__What is required__
The listing below should be written out exactly; please include all of it.

** BEGIN **

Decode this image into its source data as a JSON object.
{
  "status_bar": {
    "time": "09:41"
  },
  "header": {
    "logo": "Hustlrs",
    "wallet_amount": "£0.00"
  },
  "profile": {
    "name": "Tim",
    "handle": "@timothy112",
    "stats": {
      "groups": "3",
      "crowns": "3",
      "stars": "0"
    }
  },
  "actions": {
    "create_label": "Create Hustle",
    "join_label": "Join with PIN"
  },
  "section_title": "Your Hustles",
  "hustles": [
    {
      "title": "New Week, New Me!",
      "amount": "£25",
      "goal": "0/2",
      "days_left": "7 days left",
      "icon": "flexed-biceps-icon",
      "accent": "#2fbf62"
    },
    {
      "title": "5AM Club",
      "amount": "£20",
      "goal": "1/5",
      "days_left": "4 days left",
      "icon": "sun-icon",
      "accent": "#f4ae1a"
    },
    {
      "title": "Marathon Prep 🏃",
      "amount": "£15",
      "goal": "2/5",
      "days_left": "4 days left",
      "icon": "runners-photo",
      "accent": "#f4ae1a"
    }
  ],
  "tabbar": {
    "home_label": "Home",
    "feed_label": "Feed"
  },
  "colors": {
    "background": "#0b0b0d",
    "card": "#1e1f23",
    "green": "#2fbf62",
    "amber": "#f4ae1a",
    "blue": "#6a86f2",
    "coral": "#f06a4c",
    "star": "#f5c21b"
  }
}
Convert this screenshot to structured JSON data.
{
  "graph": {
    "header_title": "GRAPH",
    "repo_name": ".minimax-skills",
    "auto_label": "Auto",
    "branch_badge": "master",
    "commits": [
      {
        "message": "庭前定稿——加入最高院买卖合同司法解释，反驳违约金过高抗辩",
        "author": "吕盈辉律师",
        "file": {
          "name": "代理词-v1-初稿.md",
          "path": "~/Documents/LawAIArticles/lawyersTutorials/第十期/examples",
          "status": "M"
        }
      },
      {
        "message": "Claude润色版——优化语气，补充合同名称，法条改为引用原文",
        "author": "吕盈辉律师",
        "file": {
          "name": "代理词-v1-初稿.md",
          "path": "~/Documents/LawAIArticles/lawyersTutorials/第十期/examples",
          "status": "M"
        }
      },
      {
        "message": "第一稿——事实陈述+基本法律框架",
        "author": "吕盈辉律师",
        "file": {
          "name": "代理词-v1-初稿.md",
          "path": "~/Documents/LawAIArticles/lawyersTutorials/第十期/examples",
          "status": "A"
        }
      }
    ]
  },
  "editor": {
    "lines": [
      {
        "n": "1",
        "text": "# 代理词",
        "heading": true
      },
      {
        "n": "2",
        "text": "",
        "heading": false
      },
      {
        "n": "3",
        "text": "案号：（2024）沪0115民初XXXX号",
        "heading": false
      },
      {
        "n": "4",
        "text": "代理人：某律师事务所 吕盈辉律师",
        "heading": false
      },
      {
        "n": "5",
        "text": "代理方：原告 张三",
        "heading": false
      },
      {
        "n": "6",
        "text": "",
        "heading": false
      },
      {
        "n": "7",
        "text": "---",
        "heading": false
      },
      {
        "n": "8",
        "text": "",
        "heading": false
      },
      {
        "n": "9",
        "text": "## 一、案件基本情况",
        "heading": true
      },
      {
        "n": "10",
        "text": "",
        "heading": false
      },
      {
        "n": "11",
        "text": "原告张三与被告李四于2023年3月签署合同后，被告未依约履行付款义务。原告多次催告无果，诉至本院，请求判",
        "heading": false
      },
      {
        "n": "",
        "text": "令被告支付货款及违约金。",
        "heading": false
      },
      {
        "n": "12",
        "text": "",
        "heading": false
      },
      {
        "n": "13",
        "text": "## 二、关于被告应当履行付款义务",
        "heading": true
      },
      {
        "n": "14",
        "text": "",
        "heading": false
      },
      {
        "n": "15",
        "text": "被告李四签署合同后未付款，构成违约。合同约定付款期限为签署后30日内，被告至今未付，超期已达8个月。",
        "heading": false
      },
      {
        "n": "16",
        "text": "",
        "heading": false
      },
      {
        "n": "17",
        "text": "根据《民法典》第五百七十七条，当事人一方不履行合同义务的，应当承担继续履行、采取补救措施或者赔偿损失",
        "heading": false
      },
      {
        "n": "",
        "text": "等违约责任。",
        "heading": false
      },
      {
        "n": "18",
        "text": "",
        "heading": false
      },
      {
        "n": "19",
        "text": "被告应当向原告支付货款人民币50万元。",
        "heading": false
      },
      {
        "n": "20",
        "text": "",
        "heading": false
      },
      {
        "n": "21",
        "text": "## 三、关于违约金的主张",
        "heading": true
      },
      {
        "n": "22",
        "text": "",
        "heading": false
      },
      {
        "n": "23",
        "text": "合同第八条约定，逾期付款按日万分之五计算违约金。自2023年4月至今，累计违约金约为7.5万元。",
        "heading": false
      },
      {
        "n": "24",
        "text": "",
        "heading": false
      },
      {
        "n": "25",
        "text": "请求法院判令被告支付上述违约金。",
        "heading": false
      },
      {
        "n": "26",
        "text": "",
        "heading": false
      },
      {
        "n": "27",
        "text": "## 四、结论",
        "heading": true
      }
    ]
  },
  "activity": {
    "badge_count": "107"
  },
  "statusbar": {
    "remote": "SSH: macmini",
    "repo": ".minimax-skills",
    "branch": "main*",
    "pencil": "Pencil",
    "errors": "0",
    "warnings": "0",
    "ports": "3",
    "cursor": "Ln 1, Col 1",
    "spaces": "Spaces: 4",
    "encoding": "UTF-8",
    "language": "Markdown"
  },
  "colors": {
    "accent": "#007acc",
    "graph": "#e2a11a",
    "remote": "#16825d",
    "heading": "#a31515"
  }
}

** END **

__Task solution__
Decode this image into its source data as a JSON object.
{
  "status_bar": {
    "time": "09:41"
  },
  "header": {
    "logo": "Hustlrs",
    "wallet_amount": "£0.00"
  },
  "profile": {
    "name": "Tim",
    "handle": "@timothy112",
    "stats": {
      "groups": "3",
      "crowns": "3",
      "stars": "0"
    }
  },
  "actions": {
    "create_label": "Create Hustle",
    "join_label": "Join with PIN"
  },
  "section_title": "Your Hustles",
  "hustles": [
    {
      "title": "New Week, New Me!",
      "amount": "£25",
      "goal": "0/2",
      "days_left": "7 days left",
      "icon": "flexed-biceps-icon",
      "accent": "#2fbf62"
    },
    {
      "title": "5AM Club",
      "amount": "£20",
      "goal": "1/5",
      "days_left": "4 days left",
      "icon": "sun-icon",
      "accent": "#f4ae1a"
    },
    {
      "title": "Marathon Prep 🏃",
      "amount": "£15",
      "goal": "2/5",
      "days_left": "4 days left",
      "icon": "runners-photo",
      "accent": "#f4ae1a"
    }
  ],
  "tabbar": {
    "home_label": "Home",
    "feed_label": "Feed"
  },
  "colors": {
    "background": "#0b0b0d",
    "card": "#1e1f23",
    "green": "#2fbf62",
    "amber": "#f4ae1a",
    "blue": "#6a86f2",
    "coral": "#f06a4c",
    "star": "#f5c21b"
  }
}
Convert this screenshot to structured JSON data.
{
  "graph": {
    "header_title": "GRAPH",
    "repo_name": ".minimax-skills",
    "auto_label": "Auto",
    "branch_badge": "master",
    "commits": [
      {
        "message": "庭前定稿——加入最高院买卖合同司法解释，反驳违约金过高抗辩",
        "author": "吕盈辉律师",
        "file": {
          "name": "代理词-v1-初稿.md",
          "path": "~/Documents/LawAIArticles/lawyersTutorials/第十期/examples",
          "status": "M"
        }
      },
      {
        "message": "Claude润色版——优化语气，补充合同名称，法条改为引用原文",
        "author": "吕盈辉律师",
        "file": {
          "name": "代理词-v1-初稿.md",
          "path": "~/Documents/LawAIArticles/lawyersTutorials/第十期/examples",
          "status": "M"
        }
      },
      {
        "message": "第一稿——事实陈述+基本法律框架",
        "author": "吕盈辉律师",
        "file": {
          "name": "代理词-v1-初稿.md",
          "path": "~/Documents/LawAIArticles/lawyersTutorials/第十期/examples",
          "status": "A"
        }
      }
    ]
  },
  "editor": {
    "lines": [
      {
        "n": "1",
        "text": "# 代理词",
        "heading": true
      },
      {
        "n": "2",
        "text": "",
        "heading": false
      },
      {
        "n": "3",
        "text": "案号：（2024）沪0115民初XXXX号",
        "heading": false
      },
      {
        "n": "4",
        "text": "代理人：某律师事务所 吕盈辉律师",
        "heading": false
      },
      {
        "n": "5",
        "text": "代理方：原告 张三",
        "heading": false
      },
      {
        "n": "6",
        "text": "",
        "heading": false
      },
      {
        "n": "7",
        "text": "---",
        "heading": false
      },
      {
        "n": "8",
        "text": "",
        "heading": false
      },
      {
        "n": "9",
        "text": "## 一、案件基本情况",
        "heading": true
      },
      {
        "n": "10",
        "text": "",
        "heading": false
      },
      {
        "n": "11",
        "text": "原告张三与被告李四于2023年3月签署合同后，被告未依约履行付款义务。原告多次催告无果，诉至本院，请求判",
        "heading": false
      },
      {
        "n": "",
        "text": "令被告支付货款及违约金。",
        "heading": false
      },
      {
        "n": "12",
        "text": "",
        "heading": false
      },
      {
        "n": "13",
        "text": "## 二、关于被告应当履行付款义务",
        "heading": true
      },
      {
        "n": "14",
        "text": "",
        "heading": false
      },
      {
        "n": "15",
        "text": "被告李四签署合同后未付款，构成违约。合同约定付款期限为签署后30日内，被告至今未付，超期已达8个月。",
        "heading": false
      },
      {
        "n": "16",
        "text": "",
        "heading": false
      },
      {
        "n": "17",
        "text": "根据《民法典》第五百七十七条，当事人一方不履行合同义务的，应当承担继续履行、采取补救措施或者赔偿损失",
        "heading": false
      },
      {
        "n": "",
        "text": "等违约责任。",
        "heading": false
      },
      {
        "n": "18",
        "text": "",
        "heading": false
      },
      {
        "n": "19",
        "text": "被告应当向原告支付货款人民币50万元。",
        "heading": false
      },
      {
        "n": "20",
        "text": "",
        "heading": false
      },
      {
        "n": "21",
        "text": "## 三、关于违约金的主张",
        "heading": true
      },
      {
        "n": "22",
        "text": "",
        "heading": false
      },
      {
        "n": "23",
        "text": "合同第八条约定，逾期付款按日万分之五计算违约金。自2023年4月至今，累计违约金约为7.5万元。",
        "heading": false
      },
      {
        "n": "24",
        "text": "",
        "heading": false
      },
      {
        "n": "25",
        "text": "请求法院判令被告支付上述违约金。",
        "heading": false
      },
      {
        "n": "26",
        "text": "",
        "heading": false
      },
      {
        "n": "27",
        "text": "## 四、结论",
        "heading": true
      }
    ]
  },
  "activity": {
    "badge_count": "107"
  },
  "statusbar": {
    "remote": "SSH: macmini",
    "repo": ".minimax-skills",
    "branch": "main*",
    "pencil": "Pencil",
    "errors": "0",
    "warnings": "0",
    "ports": "3",
    "cursor": "Ln 1, Col 1",
    "spaces": "Spaces: 4",
    "encoding": "UTF-8",
    "language": "Markdown"
  },
  "colors": {
    "accent": "#007acc",
    "graph": "#e2a11a",
    "remote": "#16825d",
    "heading": "#a31515"
  }
}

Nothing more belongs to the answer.